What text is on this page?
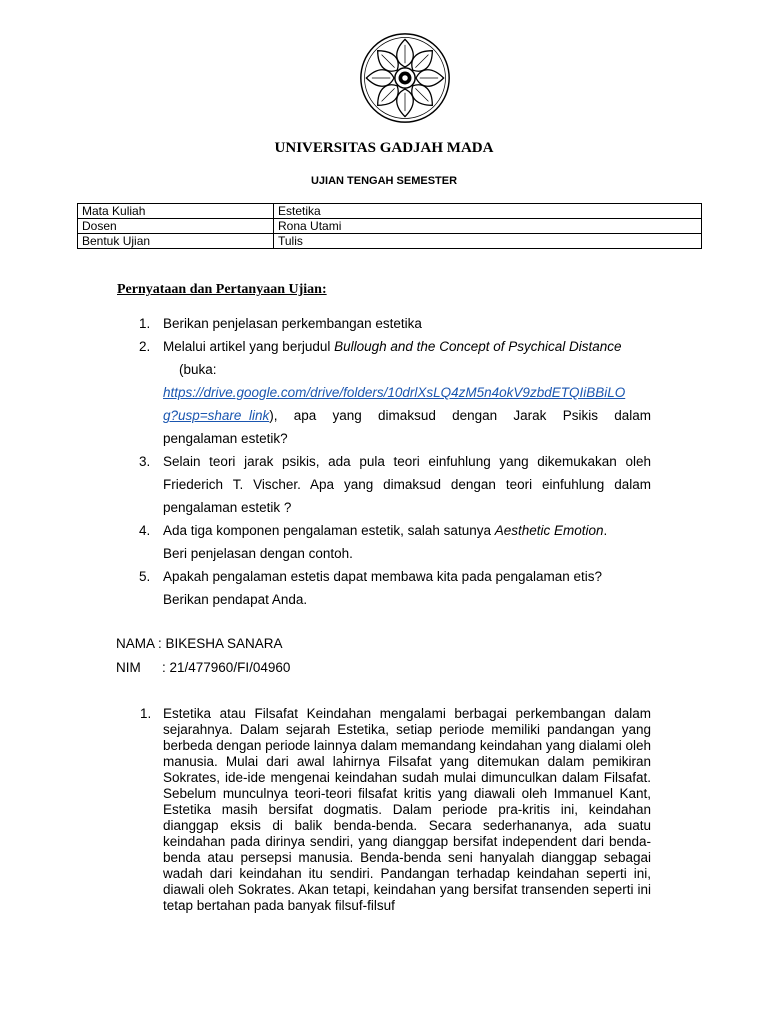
UNIVERSITAS GADJAH MADA
UJIAN TENGAH SEMESTER
Mata Kuliah	Estetika
Dosen	Rona Utami
Bentuk Ujian	Tulis
Pernyataan dan Pertanyaan Ujian:
1. Berikan penjelasan perkembangan estetika
2. Melalui artikel yang berjudul Bullough and the Concept of Psychical Distance
(buka:
https://drive.google.com/drive/folders/10drlXsLQ4zM5n4okV9zbdETQIiBBiLO
g?usp=share_link), apa yang dimaksud dengan Jarak Psikis dalam
pengalaman estetik?
3. Selain teori jarak psikis, ada pula teori einfuhlung yang dikemukakan oleh
Friederich T. Vischer. Apa yang dimaksud dengan teori einfuhlung dalam
pengalaman estetik ?
4. Ada tiga komponen pengalaman estetik, salah satunya Aesthetic Emotion.
Beri penjelasan dengan contoh.
5. Apakah pengalaman estetis dapat membawa kita pada pengalaman etis?
Berikan pendapat Anda.
NAMA : BIKESHA SANARA
NIM : 21/477960/FI/04960
1. Estetika atau Filsafat Keindahan mengalami berbagai perkembangan dalam sejarahnya. Dalam sejarah Estetika, setiap periode memiliki pandangan yang berbeda dengan periode lainnya dalam memandang keindahan yang dialami oleh manusia. Mulai dari awal lahirnya Filsafat yang ditemukan dalam pemikiran Sokrates, ide-ide mengenai keindahan sudah mulai dimunculkan dalam Filsafat. Sebelum munculnya teori-teori filsafat kritis yang diawali oleh Immanuel Kant, Estetika masih bersifat dogmatis. Dalam periode pra-kritis ini, keindahan dianggap eksis di balik benda-benda. Secara sederhananya, ada suatu keindahan pada dirinya sendiri, yang dianggap bersifat independent dari benda-benda atau persepsi manusia. Benda-benda seni hanyalah dianggap sebagai wadah dari keindahan itu sendiri. Pandangan terhadap keindahan seperti ini, diawali oleh Sokrates. Akan tetapi, keindahan yang bersifat transenden seperti ini tetap bertahan pada banyak filsuf-filsuf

* * *

_WRITTEN INSTRUCTION_
Pictures are excluded; output everything else in the data verbatim.

_EXERCISE RESULT_
What text is on this page?
UNIVERSITAS GADJAH MADA
UJIAN TENGAH SEMESTER
Mata Kuliah	Estetika
Dosen	Rona Utami
Bentuk Ujian	Tulis
Pernyataan dan Pertanyaan Ujian:
1. Berikan penjelasan perkembangan estetika
2. Melalui artikel yang berjudul Bullough and the Concept of Psychical Distance
(buka:
https://drive.google.com/drive/folders/10drlXsLQ4zM5n4okV9zbdETQIiBBiLO
g?usp=share_link), apa yang dimaksud dengan Jarak Psikis dalam
pengalaman estetik?
3. Selain teori jarak psikis, ada pula teori einfuhlung yang dikemukakan oleh
Friederich T. Vischer. Apa yang dimaksud dengan teori einfuhlung dalam
pengalaman estetik ?
4. Ada tiga komponen pengalaman estetik, salah satunya Aesthetic Emotion.
Beri penjelasan dengan contoh.
5. Apakah pengalaman estetis dapat membawa kita pada pengalaman etis?
Berikan pendapat Anda.
NAMA : BIKESHA SANARA
NIM : 21/477960/FI/04960
1. Estetika atau Filsafat Keindahan mengalami berbagai perkembangan dalam sejarahnya. Dalam sejarah Estetika, setiap periode memiliki pandangan yang berbeda dengan periode lainnya dalam memandang keindahan yang dialami oleh manusia. Mulai dari awal lahirnya Filsafat yang ditemukan dalam pemikiran Sokrates, ide-ide mengenai keindahan sudah mulai dimunculkan dalam Filsafat. Sebelum munculnya teori-teori filsafat kritis yang diawali oleh Immanuel Kant, Estetika masih bersifat dogmatis. Dalam periode pra-kritis ini, keindahan dianggap eksis di balik benda-benda. Secara sederhananya, ada suatu keindahan pada dirinya sendiri, yang dianggap bersifat independent dari benda-benda atau persepsi manusia. Benda-benda seni hanyalah dianggap sebagai wadah dari keindahan itu sendiri. Pandangan terhadap keindahan seperti ini, diawali oleh Sokrates. Akan tetapi, keindahan yang bersifat transenden seperti ini tetap bertahan pada banyak filsuf-filsuf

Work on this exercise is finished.